++++ Information given
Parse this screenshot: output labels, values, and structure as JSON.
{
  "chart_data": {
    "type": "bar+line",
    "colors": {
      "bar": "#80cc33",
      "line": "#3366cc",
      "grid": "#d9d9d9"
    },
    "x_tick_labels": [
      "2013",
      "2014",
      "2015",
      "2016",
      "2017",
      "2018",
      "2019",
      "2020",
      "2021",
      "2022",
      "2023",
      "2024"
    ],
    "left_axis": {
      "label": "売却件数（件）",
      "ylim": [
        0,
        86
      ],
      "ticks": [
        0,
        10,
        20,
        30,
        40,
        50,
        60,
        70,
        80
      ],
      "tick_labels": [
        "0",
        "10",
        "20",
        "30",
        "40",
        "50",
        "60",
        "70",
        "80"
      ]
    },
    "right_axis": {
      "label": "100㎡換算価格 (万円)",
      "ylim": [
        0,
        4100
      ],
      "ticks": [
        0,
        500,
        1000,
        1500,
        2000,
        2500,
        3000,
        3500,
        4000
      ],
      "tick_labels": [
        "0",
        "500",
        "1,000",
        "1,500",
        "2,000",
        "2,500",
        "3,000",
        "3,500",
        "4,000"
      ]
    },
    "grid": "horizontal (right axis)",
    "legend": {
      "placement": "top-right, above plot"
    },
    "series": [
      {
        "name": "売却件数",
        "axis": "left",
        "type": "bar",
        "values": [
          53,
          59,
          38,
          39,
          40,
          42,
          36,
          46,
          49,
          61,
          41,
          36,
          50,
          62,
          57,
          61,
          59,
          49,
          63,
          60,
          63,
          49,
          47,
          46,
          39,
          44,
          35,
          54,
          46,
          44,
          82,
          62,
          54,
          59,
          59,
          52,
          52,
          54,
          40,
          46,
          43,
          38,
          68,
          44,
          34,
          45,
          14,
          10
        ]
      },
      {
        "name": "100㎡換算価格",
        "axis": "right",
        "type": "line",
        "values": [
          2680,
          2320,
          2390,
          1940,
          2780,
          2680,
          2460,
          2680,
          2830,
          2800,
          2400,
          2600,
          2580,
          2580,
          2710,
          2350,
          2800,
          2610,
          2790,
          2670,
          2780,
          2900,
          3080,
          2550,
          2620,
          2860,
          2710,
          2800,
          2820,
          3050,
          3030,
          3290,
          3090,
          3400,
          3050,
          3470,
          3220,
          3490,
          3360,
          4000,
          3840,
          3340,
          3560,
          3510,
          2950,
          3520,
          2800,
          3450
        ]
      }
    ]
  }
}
++++++++
=== Task instructions ===
Reproduce the material above, every line of it, exactly.

=== Task response ===
Parse this screenshot: output labels, values, and structure as JSON.
{
  "chart_data": {
    "type": "bar+line",
    "colors": {
      "bar": "#80cc33",
      "line": "#3366cc",
      "grid": "#d9d9d9"
    },
    "x_tick_labels": [
      "2013",
      "2014",
      "2015",
      "2016",
      "2017",
      "2018",
      "2019",
      "2020",
      "2021",
      "2022",
      "2023",
      "2024"
    ],
    "left_axis": {
      "label": "売却件数（件）",
      "ylim": [
        0,
        86
      ],
      "ticks": [
        0,
        10,
        20,
        30,
        40,
        50,
        60,
        70,
        80
      ],
      "tick_labels": [
        "0",
        "10",
        "20",
        "30",
        "40",
        "50",
        "60",
        "70",
        "80"
      ]
    },
    "right_axis": {
      "label": "100㎡換算価格 (万円)",
      "ylim": [
        0,
        4100
      ],
      "ticks": [
        0,
        500,
        1000,
        1500,
        2000,
        2500,
        3000,
        3500,
        4000
      ],
      "tick_labels": [
        "0",
        "500",
        "1,000",
        "1,500",
        "2,000",
        "2,500",
        "3,000",
        "3,500",
        "4,000"
      ]
    },
    "grid": "horizontal (right axis)",
    "legend": {
      "placement": "top-right, above plot"
    },
    "series": [
      {
        "name": "売却件数",
        "axis": "left",
        "type": "bar",
        "values": [
          53,
          59,
          38,
          39,
          40,
          42,
          36,
          46,
          49,
          61,
          41,
          36,
          50,
          62,
          57,
          61,
          59,
          49,
          63,
          60,
          63,
          49,
          47,
          46,
          39,
          44,
          35,
          54,
          46,
          44,
          82,
          62,
          54,
          59,
          59,
          52,
          52,
          54,
          40,
          46,
          43,
          38,
          68,
          44,
          34,
          45,
          14,
          10
        ]
      },
      {
        "name": "100㎡換算価格",
        "axis": "right",
        "type": "line",
        "values": [
          2680,
          2320,
          2390,
          1940,
          2780,
          2680,
          2460,
          2680,
          2830,
          2800,
          2400,
          2600,
          2580,
          2580,
          2710,
          2350,
          2800,
          2610,
          2790,
          2670,
          2780,
          2900,
          3080,
          2550,
          2620,
          2860,
          2710,
          2800,
          2820,
          3050,
          3030,
          3290,
          3090,
          3400,
          3050,
          3470,
          3220,
          3490,
          3360,
          4000,
          3840,
          3340,
          3560,
          3510,
          2950,
          3520,
          2800,
          3450
        ]
      }
    ]
  }
}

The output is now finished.